▼

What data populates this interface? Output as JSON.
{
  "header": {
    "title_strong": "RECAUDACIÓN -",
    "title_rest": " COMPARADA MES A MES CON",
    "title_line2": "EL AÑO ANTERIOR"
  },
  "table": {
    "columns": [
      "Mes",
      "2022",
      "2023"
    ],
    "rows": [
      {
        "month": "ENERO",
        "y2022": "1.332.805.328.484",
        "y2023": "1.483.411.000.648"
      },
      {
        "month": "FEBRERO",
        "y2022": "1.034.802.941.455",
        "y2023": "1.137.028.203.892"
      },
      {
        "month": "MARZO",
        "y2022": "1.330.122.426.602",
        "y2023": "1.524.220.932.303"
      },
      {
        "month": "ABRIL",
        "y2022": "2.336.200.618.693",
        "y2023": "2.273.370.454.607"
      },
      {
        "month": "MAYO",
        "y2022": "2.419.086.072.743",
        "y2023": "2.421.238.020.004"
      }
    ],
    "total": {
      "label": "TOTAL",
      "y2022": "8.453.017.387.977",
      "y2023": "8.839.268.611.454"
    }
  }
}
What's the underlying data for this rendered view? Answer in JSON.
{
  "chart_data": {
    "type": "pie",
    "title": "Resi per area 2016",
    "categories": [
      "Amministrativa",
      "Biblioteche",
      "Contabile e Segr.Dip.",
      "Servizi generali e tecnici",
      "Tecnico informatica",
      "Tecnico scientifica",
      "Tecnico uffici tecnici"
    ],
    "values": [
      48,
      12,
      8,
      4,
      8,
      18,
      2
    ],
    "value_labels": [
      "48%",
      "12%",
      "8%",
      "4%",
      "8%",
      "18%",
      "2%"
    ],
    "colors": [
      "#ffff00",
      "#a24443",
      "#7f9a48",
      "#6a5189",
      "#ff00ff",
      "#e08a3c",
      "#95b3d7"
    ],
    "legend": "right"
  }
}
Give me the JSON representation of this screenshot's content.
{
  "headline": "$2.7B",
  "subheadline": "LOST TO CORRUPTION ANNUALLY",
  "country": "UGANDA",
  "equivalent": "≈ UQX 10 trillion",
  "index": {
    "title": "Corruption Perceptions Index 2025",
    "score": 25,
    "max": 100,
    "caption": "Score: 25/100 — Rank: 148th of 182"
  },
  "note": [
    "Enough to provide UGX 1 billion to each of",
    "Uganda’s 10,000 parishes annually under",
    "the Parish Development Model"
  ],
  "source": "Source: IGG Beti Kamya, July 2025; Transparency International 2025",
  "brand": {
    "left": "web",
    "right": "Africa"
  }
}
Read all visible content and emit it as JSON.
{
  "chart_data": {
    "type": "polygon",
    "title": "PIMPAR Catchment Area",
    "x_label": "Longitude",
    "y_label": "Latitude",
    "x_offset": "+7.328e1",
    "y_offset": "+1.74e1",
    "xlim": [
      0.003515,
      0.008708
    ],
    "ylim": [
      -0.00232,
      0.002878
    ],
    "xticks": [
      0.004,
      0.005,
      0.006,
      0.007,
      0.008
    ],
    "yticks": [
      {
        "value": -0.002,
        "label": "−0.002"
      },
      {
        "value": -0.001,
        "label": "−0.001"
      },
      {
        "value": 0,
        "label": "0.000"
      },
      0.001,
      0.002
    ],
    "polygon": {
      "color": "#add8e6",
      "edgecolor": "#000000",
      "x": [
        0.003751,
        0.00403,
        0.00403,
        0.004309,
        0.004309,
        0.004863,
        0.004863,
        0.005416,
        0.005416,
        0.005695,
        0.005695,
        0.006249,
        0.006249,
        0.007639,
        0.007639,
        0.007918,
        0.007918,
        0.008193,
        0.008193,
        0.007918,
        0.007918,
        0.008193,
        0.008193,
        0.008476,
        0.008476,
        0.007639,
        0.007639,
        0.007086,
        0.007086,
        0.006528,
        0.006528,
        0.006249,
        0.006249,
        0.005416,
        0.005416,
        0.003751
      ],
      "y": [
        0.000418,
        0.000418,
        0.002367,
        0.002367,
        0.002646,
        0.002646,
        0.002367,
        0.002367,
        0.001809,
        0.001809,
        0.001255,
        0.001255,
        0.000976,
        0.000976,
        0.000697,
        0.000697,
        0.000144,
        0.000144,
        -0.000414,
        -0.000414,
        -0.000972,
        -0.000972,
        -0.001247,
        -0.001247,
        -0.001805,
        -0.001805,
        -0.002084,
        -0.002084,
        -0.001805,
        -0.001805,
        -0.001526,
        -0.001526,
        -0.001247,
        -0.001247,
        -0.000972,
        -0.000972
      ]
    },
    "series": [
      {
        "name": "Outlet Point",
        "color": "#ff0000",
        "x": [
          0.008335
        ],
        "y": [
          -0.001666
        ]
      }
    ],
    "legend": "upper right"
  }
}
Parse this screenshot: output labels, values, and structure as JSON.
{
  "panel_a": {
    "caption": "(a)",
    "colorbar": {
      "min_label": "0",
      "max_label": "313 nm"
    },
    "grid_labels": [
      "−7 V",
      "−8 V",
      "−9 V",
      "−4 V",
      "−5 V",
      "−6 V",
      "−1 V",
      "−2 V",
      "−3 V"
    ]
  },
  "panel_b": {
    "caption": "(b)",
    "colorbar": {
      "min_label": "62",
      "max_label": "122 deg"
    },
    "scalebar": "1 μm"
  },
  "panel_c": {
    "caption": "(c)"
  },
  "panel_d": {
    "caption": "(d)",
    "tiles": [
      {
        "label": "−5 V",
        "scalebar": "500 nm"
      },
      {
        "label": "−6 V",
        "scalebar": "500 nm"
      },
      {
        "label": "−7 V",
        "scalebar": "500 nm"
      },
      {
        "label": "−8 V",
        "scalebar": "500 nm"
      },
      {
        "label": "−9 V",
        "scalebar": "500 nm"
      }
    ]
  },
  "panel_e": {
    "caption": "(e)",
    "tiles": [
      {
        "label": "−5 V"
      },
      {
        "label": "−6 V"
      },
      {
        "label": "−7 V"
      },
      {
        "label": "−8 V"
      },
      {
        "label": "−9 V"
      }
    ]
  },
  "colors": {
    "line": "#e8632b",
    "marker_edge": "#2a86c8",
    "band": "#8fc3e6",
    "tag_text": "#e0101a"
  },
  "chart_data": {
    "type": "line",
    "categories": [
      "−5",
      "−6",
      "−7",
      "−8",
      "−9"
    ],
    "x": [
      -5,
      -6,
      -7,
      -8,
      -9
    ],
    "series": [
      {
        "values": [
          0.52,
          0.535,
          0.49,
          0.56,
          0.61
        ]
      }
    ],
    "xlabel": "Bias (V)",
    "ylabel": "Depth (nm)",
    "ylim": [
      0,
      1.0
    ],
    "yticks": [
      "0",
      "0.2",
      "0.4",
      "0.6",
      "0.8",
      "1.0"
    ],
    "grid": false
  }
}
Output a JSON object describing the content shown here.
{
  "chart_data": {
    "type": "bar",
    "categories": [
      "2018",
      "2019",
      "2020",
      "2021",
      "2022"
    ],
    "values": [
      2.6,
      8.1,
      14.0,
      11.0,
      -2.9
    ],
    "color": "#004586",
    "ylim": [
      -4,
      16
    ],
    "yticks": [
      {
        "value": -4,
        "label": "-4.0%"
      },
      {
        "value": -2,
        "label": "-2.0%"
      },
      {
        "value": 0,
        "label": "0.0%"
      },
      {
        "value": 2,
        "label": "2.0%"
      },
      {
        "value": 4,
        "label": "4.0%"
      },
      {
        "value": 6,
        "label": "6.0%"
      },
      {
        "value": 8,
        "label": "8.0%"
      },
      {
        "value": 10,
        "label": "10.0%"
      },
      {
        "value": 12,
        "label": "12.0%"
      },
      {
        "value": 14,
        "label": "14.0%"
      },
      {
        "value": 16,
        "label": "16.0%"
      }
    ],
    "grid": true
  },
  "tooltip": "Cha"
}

▲

▸ **Your task**
Without leaving anything out, give the entries again exactly.

▸ **Exercise response**
What data populates this interface? Output as JSON.
{
  "header": {
    "title_strong": "RECAUDACIÓN -",
    "title_rest": " COMPARADA MES A MES CON",
    "title_line2": "EL AÑO ANTERIOR"
  },
  "table": {
    "columns": [
      "Mes",
      "2022",
      "2023"
    ],
    "rows": [
      {
        "month": "ENERO",
        "y2022": "1.332.805.328.484",
        "y2023": "1.483.411.000.648"
      },
      {
        "month": "FEBRERO",
        "y2022": "1.034.802.941.455",
        "y2023": "1.137.028.203.892"
      },
      {
        "month": "MARZO",
        "y2022": "1.330.122.426.602",
        "y2023": "1.524.220.932.303"
      },
      {
        "month": "ABRIL",
        "y2022": "2.336.200.618.693",
        "y2023": "2.273.370.454.607"
      },
      {
        "month": "MAYO",
        "y2022": "2.419.086.072.743",
        "y2023": "2.421.238.020.004"
      }
    ],
    "total": {
      "label": "TOTAL",
      "y2022": "8.453.017.387.977",
      "y2023": "8.839.268.611.454"
    }
  }
}
What's the underlying data for this rendered view? Answer in JSON.
{
  "chart_data": {
    "type": "pie",
    "title": "Resi per area 2016",
    "categories": [
      "Amministrativa",
      "Biblioteche",
      "Contabile e Segr.Dip.",
      "Servizi generali e tecnici",
      "Tecnico informatica",
      "Tecnico scientifica",
      "Tecnico uffici tecnici"
    ],
    "values": [
      48,
      12,
      8,
      4,
      8,
      18,
      2
    ],
    "value_labels": [
      "48%",
      "12%",
      "8%",
      "4%",
      "8%",
      "18%",
      "2%"
    ],
    "colors": [
      "#ffff00",
      "#a24443",
      "#7f9a48",
      "#6a5189",
      "#ff00ff",
      "#e08a3c",
      "#95b3d7"
    ],
    "legend": "right"
  }
}
Give me the JSON representation of this screenshot's content.
{
  "headline": "$2.7B",
  "subheadline": "LOST TO CORRUPTION ANNUALLY",
  "country": "UGANDA",
  "equivalent": "≈ UQX 10 trillion",
  "index": {
    "title": "Corruption Perceptions Index 2025",
    "score": 25,
    "max": 100,
    "caption": "Score: 25/100 — Rank: 148th of 182"
  },
  "note": [
    "Enough to provide UGX 1 billion to each of",
    "Uganda’s 10,000 parishes annually under",
    "the Parish Development Model"
  ],
  "source": "Source: IGG Beti Kamya, July 2025; Transparency International 2025",
  "brand": {
    "left": "web",
    "right": "Africa"
  }
}
Read all visible content and emit it as JSON.
{
  "chart_data": {
    "type": "polygon",
    "title": "PIMPAR Catchment Area",
    "x_label": "Longitude",
    "y_label": "Latitude",
    "x_offset": "+7.328e1",
    "y_offset": "+1.74e1",
    "xlim": [
      0.003515,
      0.008708
    ],
    "ylim": [
      -0.00232,
      0.002878
    ],
    "xticks": [
      0.004,
      0.005,
      0.006,
      0.007,
      0.008
    ],
    "yticks": [
      {
        "value": -0.002,
        "label": "−0.002"
      },
      {
        "value": -0.001,
        "label": "−0.001"
      },
      {
        "value": 0,
        "label": "0.000"
      },
      0.001,
      0.002
    ],
    "polygon": {
      "color": "#add8e6",
      "edgecolor": "#000000",
      "x": [
        0.003751,
        0.00403,
        0.00403,
        0.004309,
        0.004309,
        0.004863,
        0.004863,
        0.005416,
        0.005416,
        0.005695,
        0.005695,
        0.006249,
        0.006249,
        0.007639,
        0.007639,
        0.007918,
        0.007918,
        0.008193,
        0.008193,
        0.007918,
        0.007918,
        0.008193,
        0.008193,
        0.008476,
        0.008476,
        0.007639,
        0.007639,
        0.007086,
        0.007086,
        0.006528,
        0.006528,
        0.006249,
        0.006249,
        0.005416,
        0.005416,
        0.003751
      ],
      "y": [
        0.000418,
        0.000418,
        0.002367,
        0.002367,
        0.002646,
        0.002646,
        0.002367,
        0.002367,
        0.001809,
        0.001809,
        0.001255,
        0.001255,
        0.000976,
        0.000976,
        0.000697,
        0.000697,
        0.000144,
        0.000144,
        -0.000414,
        -0.000414,
        -0.000972,
        -0.000972,
        -0.001247,
        -0.001247,
        -0.001805,
        -0.001805,
        -0.002084,
        -0.002084,
        -0.001805,
        -0.001805,
        -0.001526,
        -0.001526,
        -0.001247,
        -0.001247,
        -0.000972,
        -0.000972
      ]
    },
    "series": [
      {
        "name": "Outlet Point",
        "color": "#ff0000",
        "x": [
          0.008335
        ],
        "y": [
          -0.001666
        ]
      }
    ],
    "legend": "upper right"
  }
}
Parse this screenshot: output labels, values, and structure as JSON.
{
  "panel_a": {
    "caption": "(a)",
    "colorbar": {
      "min_label": "0",
      "max_label": "313 nm"
    },
    "grid_labels": [
      "−7 V",
      "−8 V",
      "−9 V",
      "−4 V",
      "−5 V",
      "−6 V",
      "−1 V",
      "−2 V",
      "−3 V"
    ]
  },
  "panel_b": {
    "caption": "(b)",
    "colorbar": {
      "min_label": "62",
      "max_label": "122 deg"
    },
    "scalebar": "1 μm"
  },
  "panel_c": {
    "caption": "(c)"
  },
  "panel_d": {
    "caption": "(d)",
    "tiles": [
      {
        "label": "−5 V",
        "scalebar": "500 nm"
      },
      {
        "label": "−6 V",
        "scalebar": "500 nm"
      },
      {
        "label": "−7 V",
        "scalebar": "500 nm"
      },
      {
        "label": "−8 V",
        "scalebar": "500 nm"
      },
      {
        "label": "−9 V",
        "scalebar": "500 nm"
      }
    ]
  },
  "panel_e": {
    "caption": "(e)",
    "tiles": [
      {
        "label": "−5 V"
      },
      {
        "label": "−6 V"
      },
      {
        "label": "−7 V"
      },
      {
        "label": "−8 V"
      },
      {
        "label": "−9 V"
      }
    ]
  },
  "colors": {
    "line": "#e8632b",
    "marker_edge": "#2a86c8",
    "band": "#8fc3e6",
    "tag_text": "#e0101a"
  },
  "chart_data": {
    "type": "line",
    "categories": [
      "−5",
      "−6",
      "−7",
      "−8",
      "−9"
    ],
    "x": [
      -5,
      -6,
      -7,
      -8,
      -9
    ],
    "series": [
      {
        "values": [
          0.52,
          0.535,
          0.49,
          0.56,
          0.61
        ]
      }
    ],
    "xlabel": "Bias (V)",
    "ylabel": "Depth (nm)",
    "ylim": [
      0,
      1.0
    ],
    "yticks": [
      "0",
      "0.2",
      "0.4",
      "0.6",
      "0.8",
      "1.0"
    ],
    "grid": false
  }
}
Output a JSON object describing the content shown here.
{
  "chart_data": {
    "type": "bar",
    "categories": [
      "2018",
      "2019",
      "2020",
      "2021",
      "2022"
    ],
    "values": [
      2.6,
      8.1,
      14.0,
      11.0,
      -2.9
    ],
    "color": "#004586",
    "ylim": [
      -4,
      16
    ],
    "yticks": [
      {
        "value": -4,
        "label": "-4.0%"
      },
      {
        "value": -2,
        "label": "-2.0%"
      },
      {
        "value": 0,
        "label": "0.0%"
      },
      {
        "value": 2,
        "label": "2.0%"
      },
      {
        "value": 4,
        "label": "4.0%"
      },
      {
        "value": 6,
        "label": "6.0%"
      },
      {
        "value": 8,
        "label": "8.0%"
      },
      {
        "value": 10,
        "label": "10.0%"
      },
      {
        "value": 12,
        "label": "12.0%"
      },
      {
        "value": 14,
        "label": "14.0%"
      },
      {
        "value": 16,
        "label": "16.0%"
      }
    ],
    "grid": true
  },
  "tooltip": "Cha"
}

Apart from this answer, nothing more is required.